Data for processing –
◇ ◇ ◇
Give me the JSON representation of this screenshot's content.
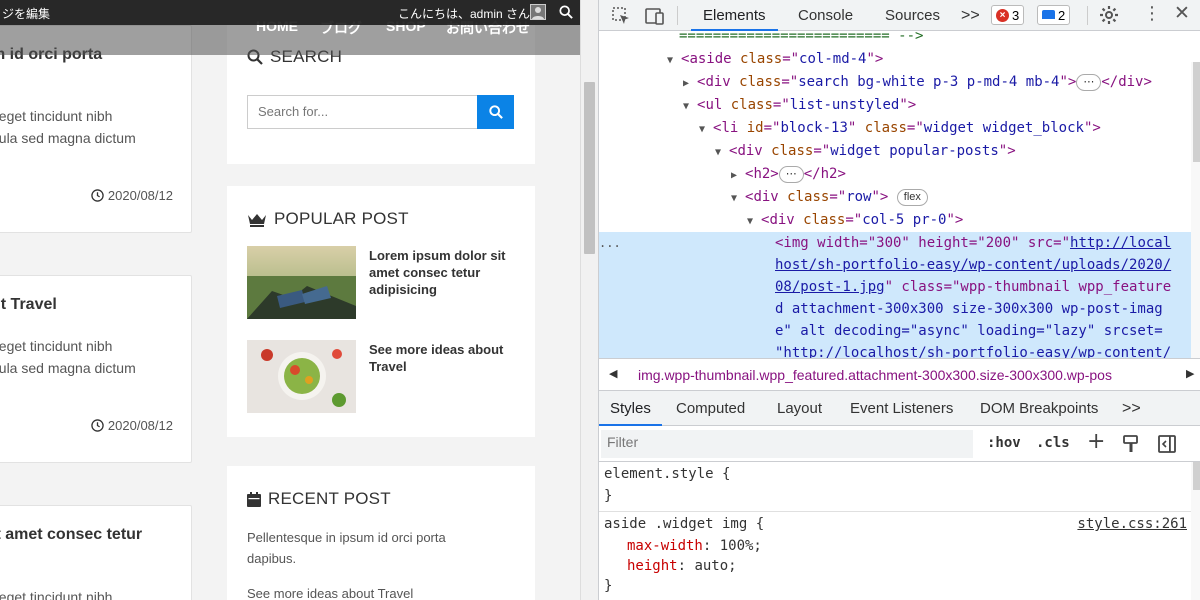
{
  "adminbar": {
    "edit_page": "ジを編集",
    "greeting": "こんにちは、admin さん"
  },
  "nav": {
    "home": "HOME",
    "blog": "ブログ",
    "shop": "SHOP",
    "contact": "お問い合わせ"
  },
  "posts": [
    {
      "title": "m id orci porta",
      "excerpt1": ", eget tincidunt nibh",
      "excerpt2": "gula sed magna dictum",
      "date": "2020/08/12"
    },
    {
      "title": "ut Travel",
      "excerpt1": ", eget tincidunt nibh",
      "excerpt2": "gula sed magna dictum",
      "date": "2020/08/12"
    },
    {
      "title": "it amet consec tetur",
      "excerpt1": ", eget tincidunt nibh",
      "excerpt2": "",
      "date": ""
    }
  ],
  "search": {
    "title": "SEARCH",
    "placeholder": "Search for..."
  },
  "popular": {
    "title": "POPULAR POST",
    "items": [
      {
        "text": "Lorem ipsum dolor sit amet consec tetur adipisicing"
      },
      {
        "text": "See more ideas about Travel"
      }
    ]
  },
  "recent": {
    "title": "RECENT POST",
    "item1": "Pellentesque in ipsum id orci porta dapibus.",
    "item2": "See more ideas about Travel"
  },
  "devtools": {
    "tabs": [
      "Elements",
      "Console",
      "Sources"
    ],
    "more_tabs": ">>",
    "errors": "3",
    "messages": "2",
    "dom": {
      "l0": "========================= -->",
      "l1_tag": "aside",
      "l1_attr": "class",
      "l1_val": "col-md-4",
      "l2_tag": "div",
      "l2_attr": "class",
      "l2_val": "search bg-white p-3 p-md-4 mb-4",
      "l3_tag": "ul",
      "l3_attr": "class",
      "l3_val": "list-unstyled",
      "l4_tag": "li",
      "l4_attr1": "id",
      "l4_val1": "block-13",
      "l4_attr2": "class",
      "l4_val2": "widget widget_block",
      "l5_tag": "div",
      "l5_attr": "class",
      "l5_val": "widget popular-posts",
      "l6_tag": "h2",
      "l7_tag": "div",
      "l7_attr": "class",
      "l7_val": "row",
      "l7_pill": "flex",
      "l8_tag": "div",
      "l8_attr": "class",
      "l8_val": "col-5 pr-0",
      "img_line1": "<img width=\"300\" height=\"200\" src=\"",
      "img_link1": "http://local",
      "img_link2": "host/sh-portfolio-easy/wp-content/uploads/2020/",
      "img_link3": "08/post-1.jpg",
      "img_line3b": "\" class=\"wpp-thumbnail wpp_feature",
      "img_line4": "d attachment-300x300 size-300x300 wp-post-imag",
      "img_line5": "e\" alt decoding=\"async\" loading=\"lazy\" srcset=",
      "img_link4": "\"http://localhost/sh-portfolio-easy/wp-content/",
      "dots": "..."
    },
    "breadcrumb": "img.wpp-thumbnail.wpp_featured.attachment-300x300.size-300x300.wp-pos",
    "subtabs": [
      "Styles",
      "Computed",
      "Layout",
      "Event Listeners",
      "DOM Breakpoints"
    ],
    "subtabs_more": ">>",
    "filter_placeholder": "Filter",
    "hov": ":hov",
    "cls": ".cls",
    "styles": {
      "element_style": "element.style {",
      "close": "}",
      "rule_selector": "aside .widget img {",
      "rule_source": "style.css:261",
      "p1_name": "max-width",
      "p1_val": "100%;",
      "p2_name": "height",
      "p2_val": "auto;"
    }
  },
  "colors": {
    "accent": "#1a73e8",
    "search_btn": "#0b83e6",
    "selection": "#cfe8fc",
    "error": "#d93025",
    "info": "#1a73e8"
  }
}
◇ ◇ ◇
What you are asked to do –
Reproduce the records, all of them, word for word; omit the pictures.

The response –
Give me the JSON representation of this screenshot's content.
{
  "adminbar": {
    "edit_page": "ジを編集",
    "greeting": "こんにちは、admin さん"
  },
  "nav": {
    "home": "HOME",
    "blog": "ブログ",
    "shop": "SHOP",
    "contact": "お問い合わせ"
  },
  "posts": [
    {
      "title": "m id orci porta",
      "excerpt1": ", eget tincidunt nibh",
      "excerpt2": "gula sed magna dictum",
      "date": "2020/08/12"
    },
    {
      "title": "ut Travel",
      "excerpt1": ", eget tincidunt nibh",
      "excerpt2": "gula sed magna dictum",
      "date": "2020/08/12"
    },
    {
      "title": "it amet consec tetur",
      "excerpt1": ", eget tincidunt nibh",
      "excerpt2": "",
      "date": ""
    }
  ],
  "search": {
    "title": "SEARCH",
    "placeholder": "Search for..."
  },
  "popular": {
    "title": "POPULAR POST",
    "items": [
      {
        "text": "Lorem ipsum dolor sit amet consec tetur adipisicing"
      },
      {
        "text": "See more ideas about Travel"
      }
    ]
  },
  "recent": {
    "title": "RECENT POST",
    "item1": "Pellentesque in ipsum id orci porta dapibus.",
    "item2": "See more ideas about Travel"
  },
  "devtools": {
    "tabs": [
      "Elements",
      "Console",
      "Sources"
    ],
    "more_tabs": ">>",
    "errors": "3",
    "messages": "2",
    "dom": {
      "l0": "========================= -->",
      "l1_tag": "aside",
      "l1_attr": "class",
      "l1_val": "col-md-4",
      "l2_tag": "div",
      "l2_attr": "class",
      "l2_val": "search bg-white p-3 p-md-4 mb-4",
      "l3_tag": "ul",
      "l3_attr": "class",
      "l3_val": "list-unstyled",
      "l4_tag": "li",
      "l4_attr1": "id",
      "l4_val1": "block-13",
      "l4_attr2": "class",
      "l4_val2": "widget widget_block",
      "l5_tag": "div",
      "l5_attr": "class",
      "l5_val": "widget popular-posts",
      "l6_tag": "h2",
      "l7_tag": "div",
      "l7_attr": "class",
      "l7_val": "row",
      "l7_pill": "flex",
      "l8_tag": "div",
      "l8_attr": "class",
      "l8_val": "col-5 pr-0",
      "img_line1": "<img width=\"300\" height=\"200\" src=\"",
      "img_link1": "http://local",
      "img_link2": "host/sh-portfolio-easy/wp-content/uploads/2020/",
      "img_link3": "08/post-1.jpg",
      "img_line3b": "\" class=\"wpp-thumbnail wpp_feature",
      "img_line4": "d attachment-300x300 size-300x300 wp-post-imag",
      "img_line5": "e\" alt decoding=\"async\" loading=\"lazy\" srcset=",
      "img_link4": "\"http://localhost/sh-portfolio-easy/wp-content/",
      "dots": "..."
    },
    "breadcrumb": "img.wpp-thumbnail.wpp_featured.attachment-300x300.size-300x300.wp-pos",
    "subtabs": [
      "Styles",
      "Computed",
      "Layout",
      "Event Listeners",
      "DOM Breakpoints"
    ],
    "subtabs_more": ">>",
    "filter_placeholder": "Filter",
    "hov": ":hov",
    "cls": ".cls",
    "styles": {
      "element_style": "element.style {",
      "close": "}",
      "rule_selector": "aside .widget img {",
      "rule_source": "style.css:261",
      "p1_name": "max-width",
      "p1_val": "100%;",
      "p2_name": "height",
      "p2_val": "auto;"
    }
  },
  "colors": {
    "accent": "#1a73e8",
    "search_btn": "#0b83e6",
    "selection": "#cfe8fc",
    "error": "#d93025",
    "info": "#1a73e8"
  }
}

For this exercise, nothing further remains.